• WHAT IS BEING ASKED: Copy out all the lines where "گروه" shows up.

• SUPPLIED RECORDS:
— begin —
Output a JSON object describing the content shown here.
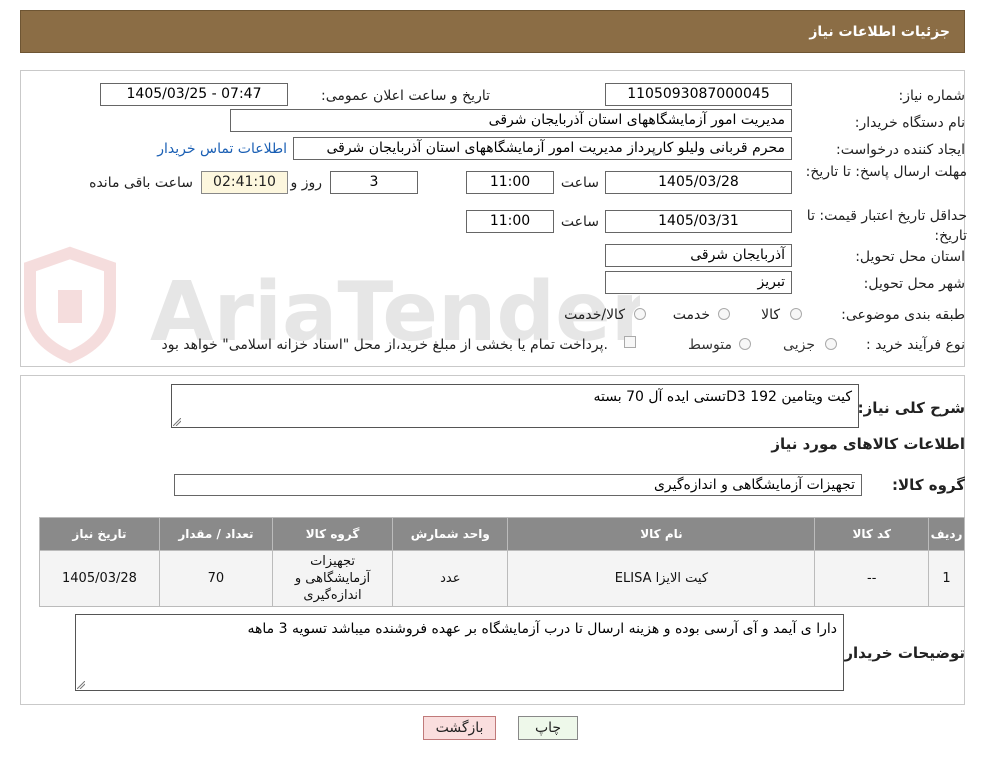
{
  "header": {
    "title": "جزئیات اطلاعات نیاز"
  },
  "form": {
    "need_number_label": "شماره نیاز:",
    "need_number": "1105093087000045",
    "announce_label": "تاریخ و ساعت اعلان عمومی:",
    "announce_value": "1405/03/25 - 07:47",
    "buyer_org_label": "نام دستگاه خریدار:",
    "buyer_org": "مدیریت امور آزمایشگاههای استان آذربایجان شرقی",
    "creator_label": "ایجاد کننده درخواست:",
    "creator": "محرم قربانی ولیلو کارپرداز مدیریت امور آزمایشگاههای استان آذربایجان شرقی",
    "contact_link": "اطلاعات تماس خریدار",
    "reply_deadline_label": "مهلت ارسال پاسخ: تا تاریخ:",
    "reply_date": "1405/03/28",
    "time_label": "ساعت",
    "reply_time": "11:00",
    "days_value": "3",
    "days_label": "روز و",
    "remaining_time": "02:41:10",
    "remaining_label": "ساعت باقی مانده",
    "validity_label": "حداقل تاریخ اعتبار قیمت: تا تاریخ:",
    "validity_date": "1405/03/31",
    "validity_time": "11:00",
    "province_label": "استان محل تحویل:",
    "province": "آذربایجان شرقی",
    "city_label": "شهر محل تحویل:",
    "city": "تبریز",
    "category_label": "طبقه بندی موضوعی:",
    "category_options": [
      "کالا",
      "خدمت",
      "کالا/خدمت"
    ],
    "process_label": "نوع فرآیند خرید :",
    "process_options": [
      "جزیی",
      "متوسط"
    ],
    "treasury_text": "پرداخت تمام یا بخشی از مبلغ خرید،از محل \"اسناد خزانه اسلامی\" خواهد بود."
  },
  "details": {
    "description_label": "شرح کلی نیاز:",
    "description": "کیت ویتامین D3 192تستی ایده آل 70 بسته",
    "goods_info_title": "اطلاعات کالاهای مورد نیاز",
    "goods_group_label": "گروه کالا:",
    "goods_group": "تجهیزات آزمایشگاهی و اندازه‌گیری",
    "table": {
      "headers": [
        "ردیف",
        "کد کالا",
        "نام کالا",
        "واحد شمارش",
        "گروه کالا",
        "تعداد / مقدار",
        "تاریخ نیاز"
      ],
      "rows": [
        [
          "1",
          "--",
          "کیت الایزا ELISA",
          "عدد",
          "تجهیزات آزمایشگاهی و اندازه‌گیری",
          "70",
          "1405/03/28"
        ]
      ]
    },
    "buyer_notes_label": "توضیحات خریدار:",
    "buyer_notes": "دارا ی آیمد و آی آرسی بوده و هزینه ارسال تا درب آزمایشگاه بر عهده فروشنده میباشد تسویه 3 ماهه"
  },
  "buttons": {
    "print": "چاپ",
    "back": "بازگشت"
  },
  "colors": {
    "header_bg": "#8b6d45",
    "table_header_bg": "#8a8a8a",
    "link": "#1a5fb4",
    "back_btn_bg": "#fadede",
    "print_btn_bg": "#eef8ea"
  }
}
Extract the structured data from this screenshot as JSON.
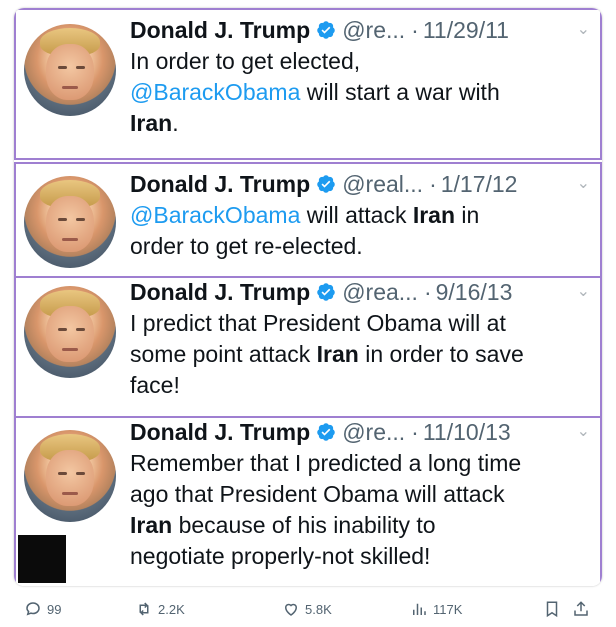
— end —
• ANSWER TO THE EXERCISE:
    "goods_group_label": "گروه کالا:",
        "گروه کالا",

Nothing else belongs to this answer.